Problem statement
Every record below should be printed exactly as it appears.

start Data for the task

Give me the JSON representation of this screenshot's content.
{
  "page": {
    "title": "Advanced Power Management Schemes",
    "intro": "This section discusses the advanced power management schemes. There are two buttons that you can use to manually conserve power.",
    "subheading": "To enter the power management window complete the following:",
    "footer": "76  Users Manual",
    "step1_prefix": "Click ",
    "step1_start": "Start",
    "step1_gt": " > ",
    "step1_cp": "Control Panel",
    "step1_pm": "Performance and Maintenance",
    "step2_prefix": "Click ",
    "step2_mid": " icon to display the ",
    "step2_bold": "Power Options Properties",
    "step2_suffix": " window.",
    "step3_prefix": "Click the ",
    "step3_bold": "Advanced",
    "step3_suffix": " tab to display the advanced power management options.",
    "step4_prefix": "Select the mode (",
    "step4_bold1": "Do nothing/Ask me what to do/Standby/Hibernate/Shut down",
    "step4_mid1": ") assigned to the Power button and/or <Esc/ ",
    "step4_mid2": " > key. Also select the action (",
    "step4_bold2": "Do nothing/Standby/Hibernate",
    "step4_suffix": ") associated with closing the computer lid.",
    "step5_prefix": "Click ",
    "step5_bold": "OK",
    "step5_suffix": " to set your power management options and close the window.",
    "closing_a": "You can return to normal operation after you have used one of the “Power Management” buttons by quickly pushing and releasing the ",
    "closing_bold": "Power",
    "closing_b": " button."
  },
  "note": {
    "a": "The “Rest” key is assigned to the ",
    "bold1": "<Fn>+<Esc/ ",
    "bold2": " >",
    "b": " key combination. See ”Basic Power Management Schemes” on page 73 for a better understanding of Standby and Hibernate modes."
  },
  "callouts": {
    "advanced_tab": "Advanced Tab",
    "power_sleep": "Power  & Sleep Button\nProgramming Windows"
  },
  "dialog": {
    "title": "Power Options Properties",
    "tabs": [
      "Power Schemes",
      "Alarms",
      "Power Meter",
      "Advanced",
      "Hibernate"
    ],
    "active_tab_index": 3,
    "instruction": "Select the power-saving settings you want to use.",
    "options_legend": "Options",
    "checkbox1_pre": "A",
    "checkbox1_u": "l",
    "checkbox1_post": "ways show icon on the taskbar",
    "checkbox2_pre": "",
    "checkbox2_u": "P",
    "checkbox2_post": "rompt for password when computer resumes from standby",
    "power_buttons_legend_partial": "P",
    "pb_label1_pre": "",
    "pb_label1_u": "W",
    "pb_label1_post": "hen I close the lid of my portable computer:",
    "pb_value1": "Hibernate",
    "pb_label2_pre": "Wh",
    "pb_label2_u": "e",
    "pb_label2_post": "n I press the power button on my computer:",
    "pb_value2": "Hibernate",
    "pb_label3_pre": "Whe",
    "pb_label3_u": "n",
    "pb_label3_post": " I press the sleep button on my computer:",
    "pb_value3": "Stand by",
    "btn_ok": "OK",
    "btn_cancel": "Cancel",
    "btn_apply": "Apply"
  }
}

end Data for the task

Response to this task
Give me the JSON representation of this screenshot's content.
{
  "page": {
    "title": "Advanced Power Management Schemes",
    "intro": "This section discusses the advanced power management schemes. There are two buttons that you can use to manually conserve power.",
    "subheading": "To enter the power management window complete the following:",
    "footer": "76  Users Manual",
    "step1_prefix": "Click ",
    "step1_start": "Start",
    "step1_gt": " > ",
    "step1_cp": "Control Panel",
    "step1_pm": "Performance and Maintenance",
    "step2_prefix": "Click ",
    "step2_mid": " icon to display the ",
    "step2_bold": "Power Options Properties",
    "step2_suffix": " window.",
    "step3_prefix": "Click the ",
    "step3_bold": "Advanced",
    "step3_suffix": " tab to display the advanced power management options.",
    "step4_prefix": "Select the mode (",
    "step4_bold1": "Do nothing/Ask me what to do/Standby/Hibernate/Shut down",
    "step4_mid1": ") assigned to the Power button and/or <Esc/ ",
    "step4_mid2": " > key. Also select the action (",
    "step4_bold2": "Do nothing/Standby/Hibernate",
    "step4_suffix": ") associated with closing the computer lid.",
    "step5_prefix": "Click ",
    "step5_bold": "OK",
    "step5_suffix": " to set your power management options and close the window.",
    "closing_a": "You can return to normal operation after you have used one of the “Power Management” buttons by quickly pushing and releasing the ",
    "closing_bold": "Power",
    "closing_b": " button."
  },
  "note": {
    "a": "The “Rest” key is assigned to the ",
    "bold1": "<Fn>+<Esc/ ",
    "bold2": " >",
    "b": " key combination. See ”Basic Power Management Schemes” on page 73 for a better understanding of Standby and Hibernate modes."
  },
  "callouts": {
    "advanced_tab": "Advanced Tab",
    "power_sleep": "Power  & Sleep Button\nProgramming Windows"
  },
  "dialog": {
    "title": "Power Options Properties",
    "tabs": [
      "Power Schemes",
      "Alarms",
      "Power Meter",
      "Advanced",
      "Hibernate"
    ],
    "active_tab_index": 3,
    "instruction": "Select the power-saving settings you want to use.",
    "options_legend": "Options",
    "checkbox1_pre": "A",
    "checkbox1_u": "l",
    "checkbox1_post": "ways show icon on the taskbar",
    "checkbox2_pre": "",
    "checkbox2_u": "P",
    "checkbox2_post": "rompt for password when computer resumes from standby",
    "power_buttons_legend_partial": "P",
    "pb_label1_pre": "",
    "pb_label1_u": "W",
    "pb_label1_post": "hen I close the lid of my portable computer:",
    "pb_value1": "Hibernate",
    "pb_label2_pre": "Wh",
    "pb_label2_u": "e",
    "pb_label2_post": "n I press the power button on my computer:",
    "pb_value2": "Hibernate",
    "pb_label3_pre": "Whe",
    "pb_label3_u": "n",
    "pb_label3_post": " I press the sleep button on my computer:",
    "pb_value3": "Stand by",
    "btn_ok": "OK",
    "btn_cancel": "Cancel",
    "btn_apply": "Apply"
  }
}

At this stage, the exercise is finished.